## DATA LISTING:

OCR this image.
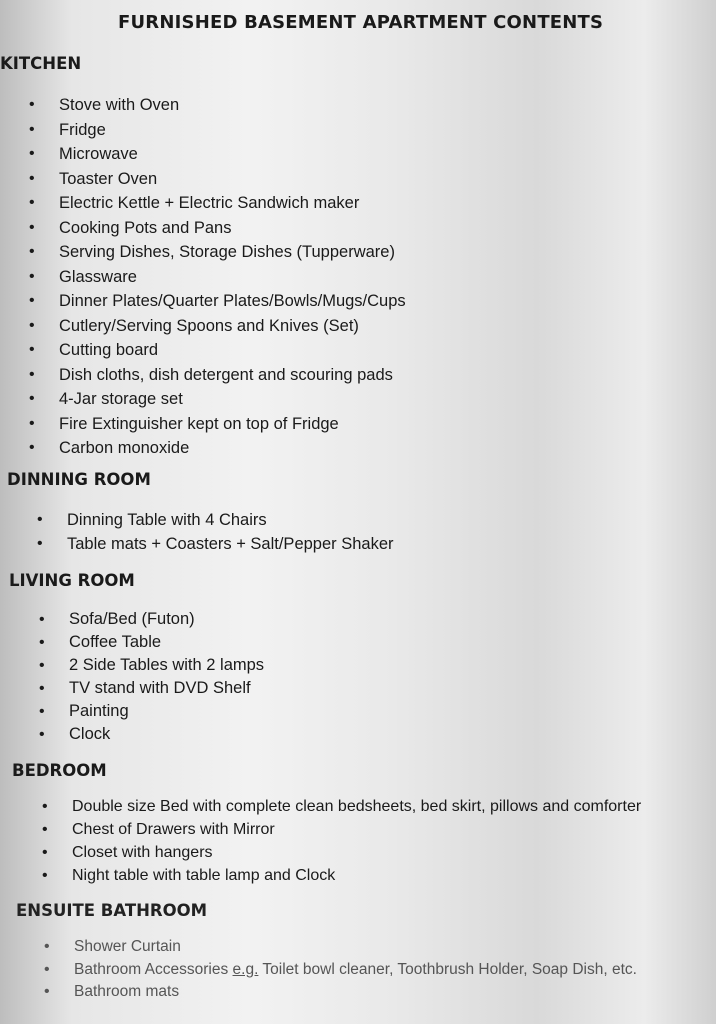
FURNISHED BASEMENT APARTMENT CONTENTS
KITCHEN
• Stove with Oven
• Fridge
• Microwave
• Toaster Oven
• Electric Kettle + Electric Sandwich maker
• Cooking Pots and Pans
• Serving Dishes, Storage Dishes (Tupperware)
• Glassware
• Dinner Plates/Quarter Plates/Bowls/Mugs/Cups
• Cutlery/Serving Spoons and Knives (Set)
• Cutting board
• Dish cloths, dish detergent and scouring pads
• 4-Jar storage set
• Fire Extinguisher kept on top of Fridge
• Carbon monoxide
DINNING ROOM
• Dinning Table with 4 Chairs
• Table mats + Coasters + Salt/Pepper Shaker
LIVING ROOM
• Sofa/Bed (Futon)
• Coffee Table
• 2 Side Tables with 2 lamps
• TV stand with DVD Shelf
• Painting
• Clock
BEDROOM
• Double size Bed with complete clean bedsheets, bed skirt, pillows and comforter
• Chest of Drawers with Mirror
• Closet with hangers
• Night table with table lamp and Clock
ENSUITE BATHROOM
• Shower Curtain
• Bathroom Accessories e.g. Toilet bowl cleaner, Toothbrush Holder, Soap Dish, etc.
• Bathroom mats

## EXERCISE:
Repeat the listing above exactly, with no pictures.

## EXERCISE RESULT:
OCR this image.
FURNISHED BASEMENT APARTMENT CONTENTS
KITCHEN
• Stove with Oven
• Fridge
• Microwave
• Toaster Oven
• Electric Kettle + Electric Sandwich maker
• Cooking Pots and Pans
• Serving Dishes, Storage Dishes (Tupperware)
• Glassware
• Dinner Plates/Quarter Plates/Bowls/Mugs/Cups
• Cutlery/Serving Spoons and Knives (Set)
• Cutting board
• Dish cloths, dish detergent and scouring pads
• 4-Jar storage set
• Fire Extinguisher kept on top of Fridge
• Carbon monoxide
DINNING ROOM
• Dinning Table with 4 Chairs
• Table mats + Coasters + Salt/Pepper Shaker
LIVING ROOM
• Sofa/Bed (Futon)
• Coffee Table
• 2 Side Tables with 2 lamps
• TV stand with DVD Shelf
• Painting
• Clock
BEDROOM
• Double size Bed with complete clean bedsheets, bed skirt, pillows and comforter
• Chest of Drawers with Mirror
• Closet with hangers
• Night table with table lamp and Clock
ENSUITE BATHROOM
• Shower Curtain
• Bathroom Accessories e.g. Toilet bowl cleaner, Toothbrush Holder, Soap Dish, etc.
• Bathroom mats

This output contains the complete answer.